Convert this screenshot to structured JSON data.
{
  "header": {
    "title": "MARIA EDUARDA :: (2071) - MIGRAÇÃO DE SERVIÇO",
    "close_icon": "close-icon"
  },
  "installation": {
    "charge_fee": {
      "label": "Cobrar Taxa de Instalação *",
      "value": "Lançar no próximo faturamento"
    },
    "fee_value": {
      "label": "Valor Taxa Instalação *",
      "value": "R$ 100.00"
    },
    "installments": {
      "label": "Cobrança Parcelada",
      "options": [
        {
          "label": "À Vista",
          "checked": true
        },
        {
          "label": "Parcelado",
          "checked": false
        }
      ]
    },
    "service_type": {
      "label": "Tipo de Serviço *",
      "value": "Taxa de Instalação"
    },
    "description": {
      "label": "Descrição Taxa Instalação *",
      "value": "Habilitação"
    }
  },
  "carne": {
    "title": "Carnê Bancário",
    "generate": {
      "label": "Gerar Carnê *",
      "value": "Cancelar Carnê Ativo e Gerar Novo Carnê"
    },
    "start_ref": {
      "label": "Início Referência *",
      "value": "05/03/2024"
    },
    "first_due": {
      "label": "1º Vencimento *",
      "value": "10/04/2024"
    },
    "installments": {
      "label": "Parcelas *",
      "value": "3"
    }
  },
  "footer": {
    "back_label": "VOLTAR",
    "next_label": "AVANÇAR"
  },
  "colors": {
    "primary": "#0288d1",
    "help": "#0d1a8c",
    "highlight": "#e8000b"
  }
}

-- -- --

Select and copy each line from the data that includes the word "Instalação".

### FULL SOLUTION
      "label": "Cobrar Taxa de Instalação *",
      "label": "Valor Taxa Instalação *",
      "value": "Taxa de Instalação"
      "label": "Descrição Taxa Instalação *",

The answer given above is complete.